::: Extracted information

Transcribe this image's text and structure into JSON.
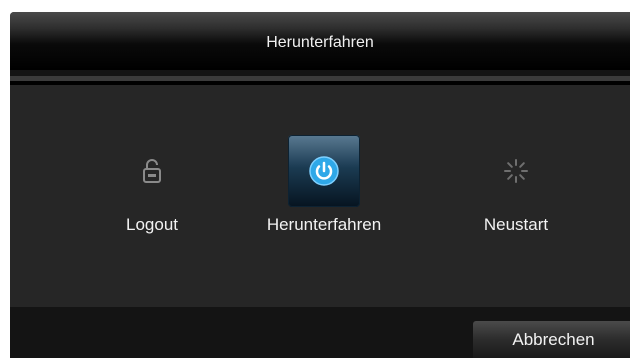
{
  "dialog": {
    "title": "Herunterfahren"
  },
  "options": [
    {
      "label": "Logout",
      "icon": "padlock-icon",
      "selected": false
    },
    {
      "label": "Herunterfahren",
      "icon": "power-icon",
      "selected": true
    },
    {
      "label": "Neustart",
      "icon": "spinner-icon",
      "selected": false
    }
  ],
  "footer": {
    "cancel_label": "Abbrechen"
  },
  "colors": {
    "selected_icon": "#2fa8e8",
    "dim_icon": "#8a8a8a"
  }
}
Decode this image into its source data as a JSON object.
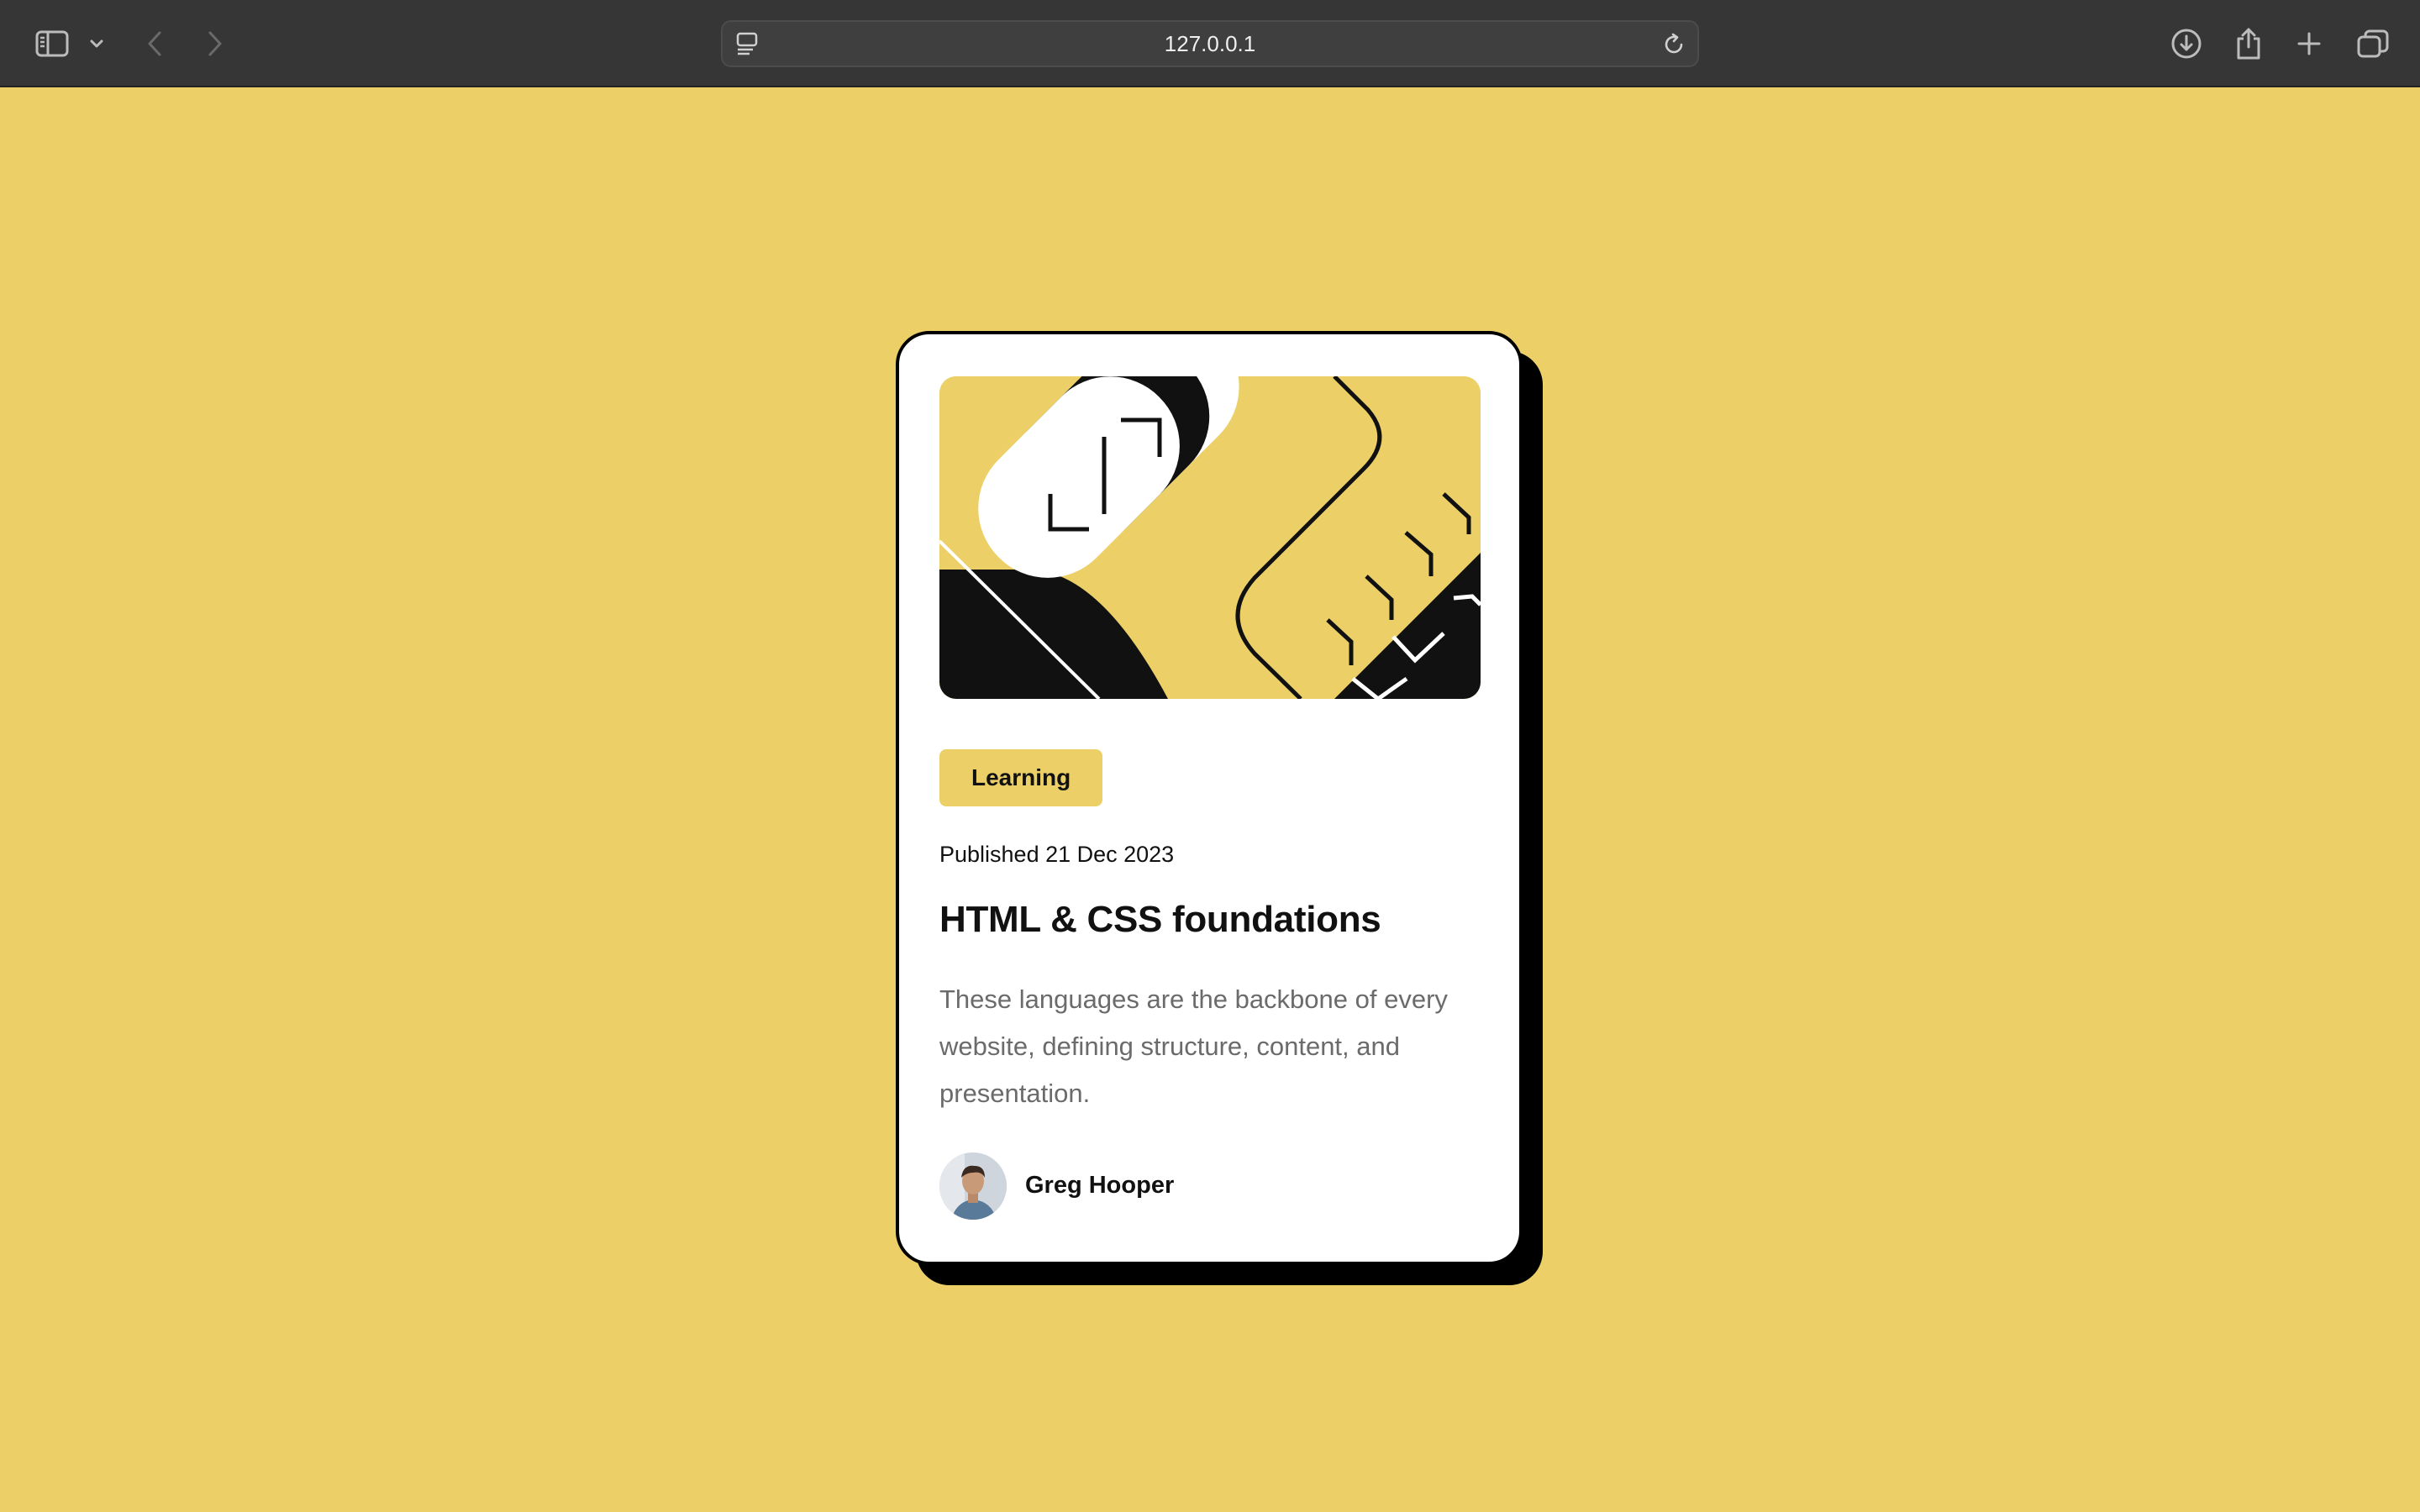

::::::

**Work to be completed**
Pictures are to be left out; all else in the entries above is to be quoted exactly.

**Task answer**
Transcribe this image's text and structure into JSON.
{
  "dialog": {
    "title": "Herunterfahren"
  },
  "options": [
    {
      "label": "Logout",
      "icon": "padlock-icon",
      "selected": false
    },
    {
      "label": "Herunterfahren",
      "icon": "power-icon",
      "selected": true
    },
    {
      "label": "Neustart",
      "icon": "spinner-icon",
      "selected": false
    }
  ],
  "footer": {
    "cancel_label": "Abbrechen"
  },
  "colors": {
    "selected_icon": "#2fa8e8",
    "dim_icon": "#8a8a8a"
  }
}
Decode this image into its source data as a JSON object.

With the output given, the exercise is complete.